• PROVIDED ENTRIES
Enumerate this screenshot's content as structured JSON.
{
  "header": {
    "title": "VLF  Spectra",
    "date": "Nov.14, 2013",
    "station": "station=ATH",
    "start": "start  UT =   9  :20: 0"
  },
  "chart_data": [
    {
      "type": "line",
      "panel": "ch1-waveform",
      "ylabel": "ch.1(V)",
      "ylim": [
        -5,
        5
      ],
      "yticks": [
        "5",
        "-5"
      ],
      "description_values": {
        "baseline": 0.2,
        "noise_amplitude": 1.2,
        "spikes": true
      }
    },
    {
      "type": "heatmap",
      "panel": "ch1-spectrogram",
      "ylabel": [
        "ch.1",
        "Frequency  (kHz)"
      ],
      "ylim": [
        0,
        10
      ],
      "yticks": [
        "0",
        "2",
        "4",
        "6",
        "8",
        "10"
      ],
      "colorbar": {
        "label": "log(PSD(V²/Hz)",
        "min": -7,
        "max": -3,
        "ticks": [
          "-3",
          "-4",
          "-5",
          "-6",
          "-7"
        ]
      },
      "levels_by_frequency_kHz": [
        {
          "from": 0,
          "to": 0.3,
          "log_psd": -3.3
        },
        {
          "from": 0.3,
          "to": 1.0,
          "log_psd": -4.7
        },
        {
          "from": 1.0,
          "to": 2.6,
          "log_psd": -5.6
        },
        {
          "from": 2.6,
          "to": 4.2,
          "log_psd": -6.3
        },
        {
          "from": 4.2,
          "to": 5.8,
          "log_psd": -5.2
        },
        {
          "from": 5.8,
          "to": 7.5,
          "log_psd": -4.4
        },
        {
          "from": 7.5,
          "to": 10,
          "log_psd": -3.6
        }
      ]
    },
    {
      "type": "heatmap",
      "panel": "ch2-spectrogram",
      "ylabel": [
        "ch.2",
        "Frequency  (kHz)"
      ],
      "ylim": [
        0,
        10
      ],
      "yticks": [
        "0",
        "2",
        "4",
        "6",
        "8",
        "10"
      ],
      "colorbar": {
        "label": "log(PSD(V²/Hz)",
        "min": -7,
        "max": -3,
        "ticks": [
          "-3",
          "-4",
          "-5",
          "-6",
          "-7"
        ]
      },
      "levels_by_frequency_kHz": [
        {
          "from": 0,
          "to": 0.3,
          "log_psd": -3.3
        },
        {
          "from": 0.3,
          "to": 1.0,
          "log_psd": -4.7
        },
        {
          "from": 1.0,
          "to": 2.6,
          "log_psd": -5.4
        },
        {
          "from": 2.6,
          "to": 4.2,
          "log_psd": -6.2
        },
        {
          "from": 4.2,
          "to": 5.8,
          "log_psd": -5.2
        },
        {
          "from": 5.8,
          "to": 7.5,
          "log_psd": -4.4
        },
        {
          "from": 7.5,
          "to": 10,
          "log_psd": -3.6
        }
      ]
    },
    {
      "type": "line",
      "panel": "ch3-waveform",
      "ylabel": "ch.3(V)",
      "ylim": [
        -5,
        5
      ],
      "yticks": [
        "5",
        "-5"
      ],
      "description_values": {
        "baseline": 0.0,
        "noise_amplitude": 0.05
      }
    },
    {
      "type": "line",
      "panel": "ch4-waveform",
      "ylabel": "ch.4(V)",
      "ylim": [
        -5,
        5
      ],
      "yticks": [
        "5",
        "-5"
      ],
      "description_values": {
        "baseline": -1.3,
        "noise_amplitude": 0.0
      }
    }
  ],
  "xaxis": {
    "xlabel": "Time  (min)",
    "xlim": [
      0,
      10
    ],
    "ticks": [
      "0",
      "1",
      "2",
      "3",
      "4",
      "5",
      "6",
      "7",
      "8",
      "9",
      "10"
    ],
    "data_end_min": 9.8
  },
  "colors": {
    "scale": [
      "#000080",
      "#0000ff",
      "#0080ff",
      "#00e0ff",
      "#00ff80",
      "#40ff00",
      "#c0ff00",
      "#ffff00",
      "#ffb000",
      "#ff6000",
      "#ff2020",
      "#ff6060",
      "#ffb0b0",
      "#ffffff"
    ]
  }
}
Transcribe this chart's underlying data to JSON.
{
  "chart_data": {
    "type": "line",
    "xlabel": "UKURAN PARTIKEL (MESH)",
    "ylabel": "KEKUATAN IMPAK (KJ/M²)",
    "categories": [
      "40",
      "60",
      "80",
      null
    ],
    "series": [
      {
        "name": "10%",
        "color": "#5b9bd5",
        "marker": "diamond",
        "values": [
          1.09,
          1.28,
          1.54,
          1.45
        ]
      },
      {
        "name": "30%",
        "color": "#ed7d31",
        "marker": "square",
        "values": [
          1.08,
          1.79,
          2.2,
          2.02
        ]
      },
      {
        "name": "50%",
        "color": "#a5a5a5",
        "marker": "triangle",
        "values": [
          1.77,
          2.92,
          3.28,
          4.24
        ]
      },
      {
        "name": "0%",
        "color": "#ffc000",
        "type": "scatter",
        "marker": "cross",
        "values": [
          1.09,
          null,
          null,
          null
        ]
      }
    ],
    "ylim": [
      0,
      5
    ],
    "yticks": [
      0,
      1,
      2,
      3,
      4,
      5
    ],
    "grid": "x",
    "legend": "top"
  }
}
---
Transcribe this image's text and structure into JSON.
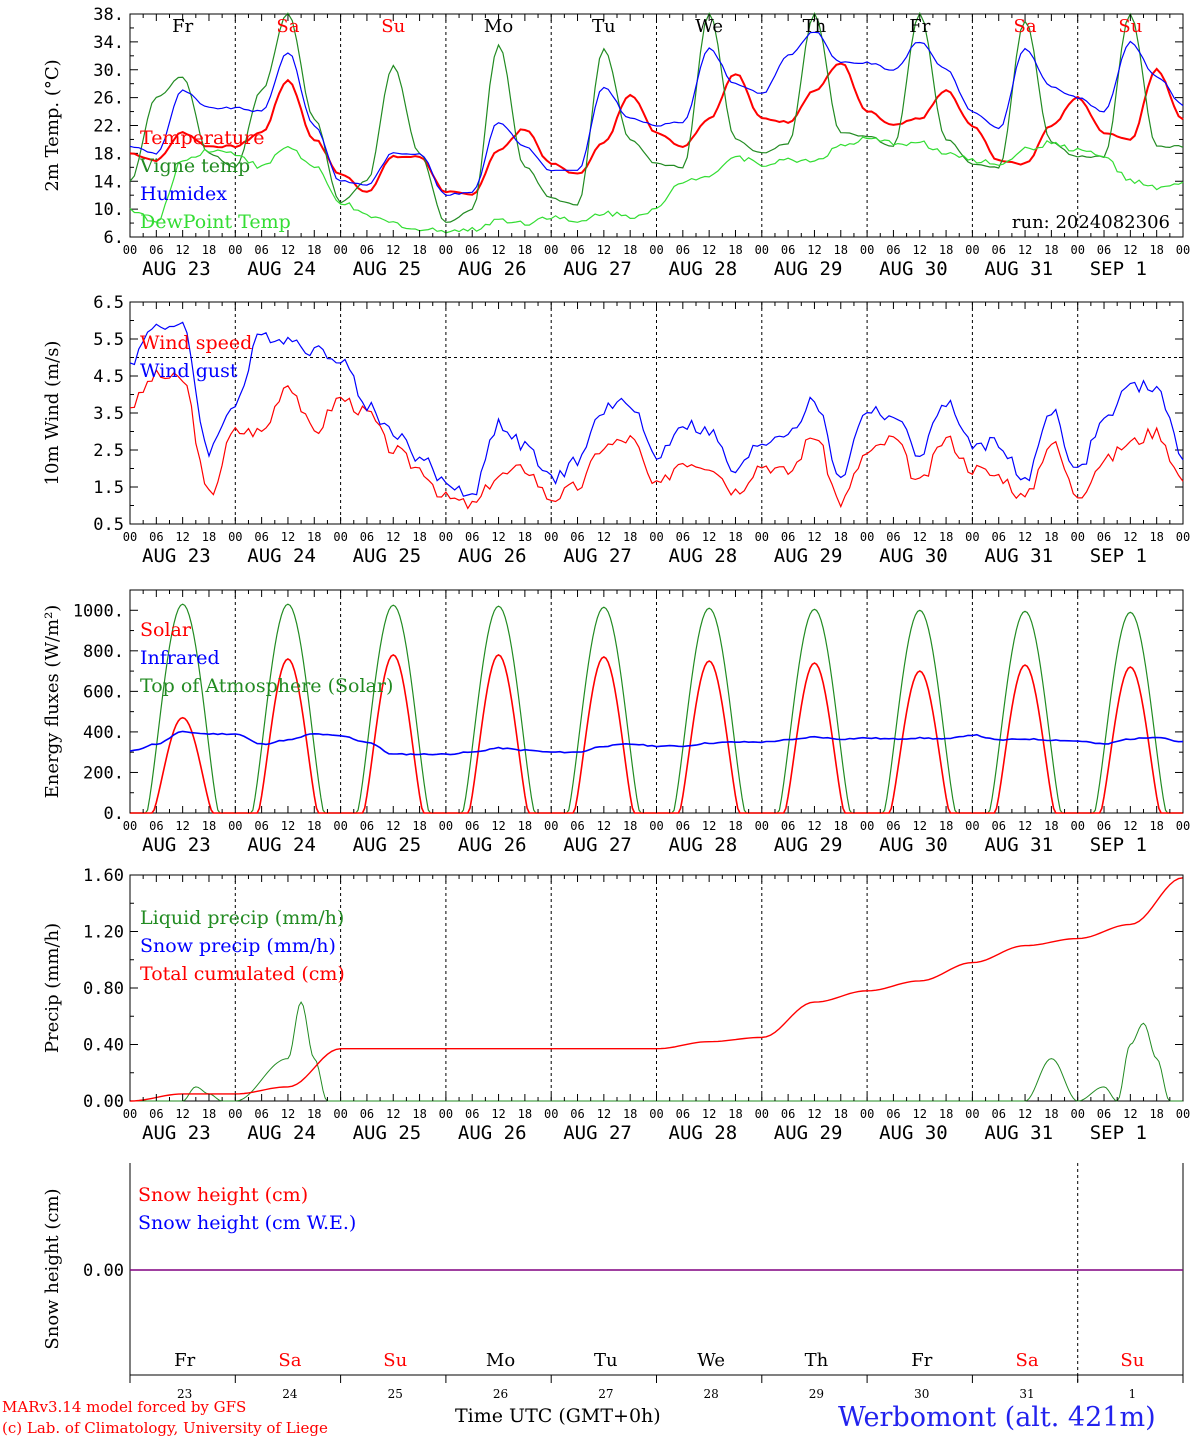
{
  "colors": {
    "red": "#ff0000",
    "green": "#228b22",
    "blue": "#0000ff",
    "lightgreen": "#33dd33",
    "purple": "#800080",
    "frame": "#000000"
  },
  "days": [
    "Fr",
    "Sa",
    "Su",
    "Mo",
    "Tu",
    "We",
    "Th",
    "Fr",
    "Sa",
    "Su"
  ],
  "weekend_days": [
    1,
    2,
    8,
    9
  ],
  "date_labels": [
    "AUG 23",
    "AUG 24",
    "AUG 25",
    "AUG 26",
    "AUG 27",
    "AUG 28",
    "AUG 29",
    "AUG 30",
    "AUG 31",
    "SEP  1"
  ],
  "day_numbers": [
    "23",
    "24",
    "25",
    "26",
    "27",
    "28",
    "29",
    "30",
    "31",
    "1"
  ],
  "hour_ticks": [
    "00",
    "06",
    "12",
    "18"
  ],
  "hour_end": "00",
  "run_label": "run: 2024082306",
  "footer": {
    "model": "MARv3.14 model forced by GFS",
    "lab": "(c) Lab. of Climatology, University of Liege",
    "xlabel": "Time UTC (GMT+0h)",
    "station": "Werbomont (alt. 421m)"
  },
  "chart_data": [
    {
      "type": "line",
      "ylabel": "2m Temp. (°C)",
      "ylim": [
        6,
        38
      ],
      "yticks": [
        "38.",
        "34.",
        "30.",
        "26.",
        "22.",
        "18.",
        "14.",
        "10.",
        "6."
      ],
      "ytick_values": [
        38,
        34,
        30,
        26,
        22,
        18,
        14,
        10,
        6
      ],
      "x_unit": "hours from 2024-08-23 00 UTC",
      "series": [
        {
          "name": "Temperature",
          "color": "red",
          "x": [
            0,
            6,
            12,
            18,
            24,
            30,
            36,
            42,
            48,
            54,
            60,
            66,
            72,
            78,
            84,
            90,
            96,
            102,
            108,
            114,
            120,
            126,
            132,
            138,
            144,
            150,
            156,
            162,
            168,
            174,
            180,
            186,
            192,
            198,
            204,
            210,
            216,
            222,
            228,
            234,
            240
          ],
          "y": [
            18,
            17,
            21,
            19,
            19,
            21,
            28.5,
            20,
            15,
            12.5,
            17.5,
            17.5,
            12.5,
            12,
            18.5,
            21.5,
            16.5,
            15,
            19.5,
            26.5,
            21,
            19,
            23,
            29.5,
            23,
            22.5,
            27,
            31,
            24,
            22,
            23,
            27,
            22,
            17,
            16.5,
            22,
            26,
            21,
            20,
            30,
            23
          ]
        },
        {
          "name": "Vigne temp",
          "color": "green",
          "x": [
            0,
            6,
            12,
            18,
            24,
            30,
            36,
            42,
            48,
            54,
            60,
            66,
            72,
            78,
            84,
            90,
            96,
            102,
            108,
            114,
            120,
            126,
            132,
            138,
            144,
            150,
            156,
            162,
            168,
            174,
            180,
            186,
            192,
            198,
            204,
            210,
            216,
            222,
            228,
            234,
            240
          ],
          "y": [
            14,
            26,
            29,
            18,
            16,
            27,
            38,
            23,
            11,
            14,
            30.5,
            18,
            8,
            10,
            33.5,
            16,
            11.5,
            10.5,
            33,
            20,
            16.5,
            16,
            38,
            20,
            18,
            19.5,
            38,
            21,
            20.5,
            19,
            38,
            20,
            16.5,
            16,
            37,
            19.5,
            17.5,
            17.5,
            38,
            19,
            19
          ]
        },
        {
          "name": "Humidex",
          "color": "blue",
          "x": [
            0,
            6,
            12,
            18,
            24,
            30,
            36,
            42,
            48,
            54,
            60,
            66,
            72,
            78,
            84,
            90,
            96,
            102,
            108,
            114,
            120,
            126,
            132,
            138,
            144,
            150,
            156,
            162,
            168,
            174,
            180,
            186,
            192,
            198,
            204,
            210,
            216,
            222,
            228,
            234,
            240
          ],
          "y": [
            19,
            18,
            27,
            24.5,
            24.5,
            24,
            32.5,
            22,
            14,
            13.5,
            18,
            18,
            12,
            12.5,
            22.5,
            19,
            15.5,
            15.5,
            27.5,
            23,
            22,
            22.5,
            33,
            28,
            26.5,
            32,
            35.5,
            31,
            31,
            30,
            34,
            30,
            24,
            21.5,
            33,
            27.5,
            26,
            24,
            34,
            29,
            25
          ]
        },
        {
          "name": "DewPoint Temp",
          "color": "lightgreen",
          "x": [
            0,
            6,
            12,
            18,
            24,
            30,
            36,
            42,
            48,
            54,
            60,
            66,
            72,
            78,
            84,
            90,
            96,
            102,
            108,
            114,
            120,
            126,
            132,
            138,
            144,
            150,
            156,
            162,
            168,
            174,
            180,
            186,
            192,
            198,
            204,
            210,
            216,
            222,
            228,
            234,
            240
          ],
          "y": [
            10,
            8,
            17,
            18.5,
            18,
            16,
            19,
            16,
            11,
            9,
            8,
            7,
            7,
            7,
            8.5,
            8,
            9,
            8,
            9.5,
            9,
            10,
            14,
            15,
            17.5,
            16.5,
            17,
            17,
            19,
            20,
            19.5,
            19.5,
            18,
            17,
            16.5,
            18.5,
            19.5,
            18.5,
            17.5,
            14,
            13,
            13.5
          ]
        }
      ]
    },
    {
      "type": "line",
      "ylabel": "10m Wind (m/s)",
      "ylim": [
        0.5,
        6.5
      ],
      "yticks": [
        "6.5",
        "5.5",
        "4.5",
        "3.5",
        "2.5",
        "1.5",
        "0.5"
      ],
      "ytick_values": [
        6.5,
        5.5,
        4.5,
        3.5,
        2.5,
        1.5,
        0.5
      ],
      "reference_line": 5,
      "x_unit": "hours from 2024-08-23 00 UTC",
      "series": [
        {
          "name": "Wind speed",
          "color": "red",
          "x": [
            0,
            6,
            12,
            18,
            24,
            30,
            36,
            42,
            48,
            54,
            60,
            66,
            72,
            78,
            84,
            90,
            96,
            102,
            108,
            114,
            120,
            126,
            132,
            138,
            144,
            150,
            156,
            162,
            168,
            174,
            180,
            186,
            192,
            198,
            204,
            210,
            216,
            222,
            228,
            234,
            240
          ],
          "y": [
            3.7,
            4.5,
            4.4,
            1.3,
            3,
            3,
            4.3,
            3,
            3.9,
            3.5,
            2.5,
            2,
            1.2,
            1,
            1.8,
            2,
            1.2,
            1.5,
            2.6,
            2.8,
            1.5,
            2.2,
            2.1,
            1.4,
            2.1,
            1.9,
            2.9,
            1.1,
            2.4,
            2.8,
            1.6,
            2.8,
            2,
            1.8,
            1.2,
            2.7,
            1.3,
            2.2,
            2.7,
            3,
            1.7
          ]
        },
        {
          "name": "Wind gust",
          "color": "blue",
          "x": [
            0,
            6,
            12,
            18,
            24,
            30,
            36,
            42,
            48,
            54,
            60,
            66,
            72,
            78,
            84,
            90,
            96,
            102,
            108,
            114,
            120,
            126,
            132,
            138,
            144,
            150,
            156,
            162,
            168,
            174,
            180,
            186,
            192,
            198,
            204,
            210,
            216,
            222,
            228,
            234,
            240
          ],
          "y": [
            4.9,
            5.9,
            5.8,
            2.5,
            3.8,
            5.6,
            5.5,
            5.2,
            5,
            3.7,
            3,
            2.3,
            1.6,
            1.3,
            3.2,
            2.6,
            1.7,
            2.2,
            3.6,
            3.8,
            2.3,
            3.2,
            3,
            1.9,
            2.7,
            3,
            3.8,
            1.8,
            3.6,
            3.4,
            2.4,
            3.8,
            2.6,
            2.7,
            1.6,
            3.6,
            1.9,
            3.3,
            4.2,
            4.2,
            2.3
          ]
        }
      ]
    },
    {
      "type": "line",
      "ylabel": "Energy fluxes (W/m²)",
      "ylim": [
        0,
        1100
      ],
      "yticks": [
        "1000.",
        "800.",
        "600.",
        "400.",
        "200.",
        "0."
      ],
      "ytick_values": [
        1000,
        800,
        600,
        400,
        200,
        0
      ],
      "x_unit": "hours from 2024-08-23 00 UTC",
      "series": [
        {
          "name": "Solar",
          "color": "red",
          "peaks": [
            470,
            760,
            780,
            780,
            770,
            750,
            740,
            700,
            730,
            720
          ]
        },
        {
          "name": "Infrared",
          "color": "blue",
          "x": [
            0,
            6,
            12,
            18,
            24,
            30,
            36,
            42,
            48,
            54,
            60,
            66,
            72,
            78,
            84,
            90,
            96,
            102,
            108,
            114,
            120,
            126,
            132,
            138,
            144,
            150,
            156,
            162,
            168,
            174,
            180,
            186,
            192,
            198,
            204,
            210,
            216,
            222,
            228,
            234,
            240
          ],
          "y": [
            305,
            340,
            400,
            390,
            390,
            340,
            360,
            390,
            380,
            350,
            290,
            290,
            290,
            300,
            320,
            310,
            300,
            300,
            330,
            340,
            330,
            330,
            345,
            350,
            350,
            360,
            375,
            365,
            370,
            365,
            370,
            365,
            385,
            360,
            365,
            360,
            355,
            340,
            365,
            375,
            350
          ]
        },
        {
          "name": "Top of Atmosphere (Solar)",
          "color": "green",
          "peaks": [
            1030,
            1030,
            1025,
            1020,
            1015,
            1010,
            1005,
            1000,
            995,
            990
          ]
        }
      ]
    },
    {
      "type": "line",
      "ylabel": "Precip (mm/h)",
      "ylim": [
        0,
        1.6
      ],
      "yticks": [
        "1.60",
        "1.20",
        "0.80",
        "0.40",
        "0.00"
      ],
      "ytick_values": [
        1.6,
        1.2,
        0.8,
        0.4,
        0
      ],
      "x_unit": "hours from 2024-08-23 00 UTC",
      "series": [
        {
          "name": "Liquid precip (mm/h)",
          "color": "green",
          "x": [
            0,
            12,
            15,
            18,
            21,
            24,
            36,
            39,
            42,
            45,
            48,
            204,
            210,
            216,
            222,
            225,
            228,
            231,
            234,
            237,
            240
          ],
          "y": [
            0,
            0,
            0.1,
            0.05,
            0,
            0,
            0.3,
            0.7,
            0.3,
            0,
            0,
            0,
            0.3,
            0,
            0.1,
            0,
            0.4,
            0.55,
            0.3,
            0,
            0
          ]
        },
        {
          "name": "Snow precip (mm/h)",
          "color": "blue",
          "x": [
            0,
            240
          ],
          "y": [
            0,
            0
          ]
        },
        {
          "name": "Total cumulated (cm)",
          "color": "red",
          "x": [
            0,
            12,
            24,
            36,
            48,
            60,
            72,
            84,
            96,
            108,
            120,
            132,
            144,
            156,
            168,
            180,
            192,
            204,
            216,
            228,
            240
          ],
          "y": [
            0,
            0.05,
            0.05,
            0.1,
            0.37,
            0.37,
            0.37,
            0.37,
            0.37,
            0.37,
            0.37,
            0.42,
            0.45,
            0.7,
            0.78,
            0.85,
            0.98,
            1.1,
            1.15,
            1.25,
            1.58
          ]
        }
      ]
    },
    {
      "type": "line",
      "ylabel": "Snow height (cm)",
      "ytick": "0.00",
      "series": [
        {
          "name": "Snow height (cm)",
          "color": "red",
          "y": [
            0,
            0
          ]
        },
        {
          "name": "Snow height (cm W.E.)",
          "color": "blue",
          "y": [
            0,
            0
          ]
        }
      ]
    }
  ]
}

• GIVEN TASK
Return each full line of the entries that contains the word "Snow".

• OUTPUT OF THE EXERCISE
          "name": "Snow precip (mm/h)",
      "ylabel": "Snow height (cm)",
          "name": "Snow height (cm)",
          "name": "Snow height (cm W.E.)",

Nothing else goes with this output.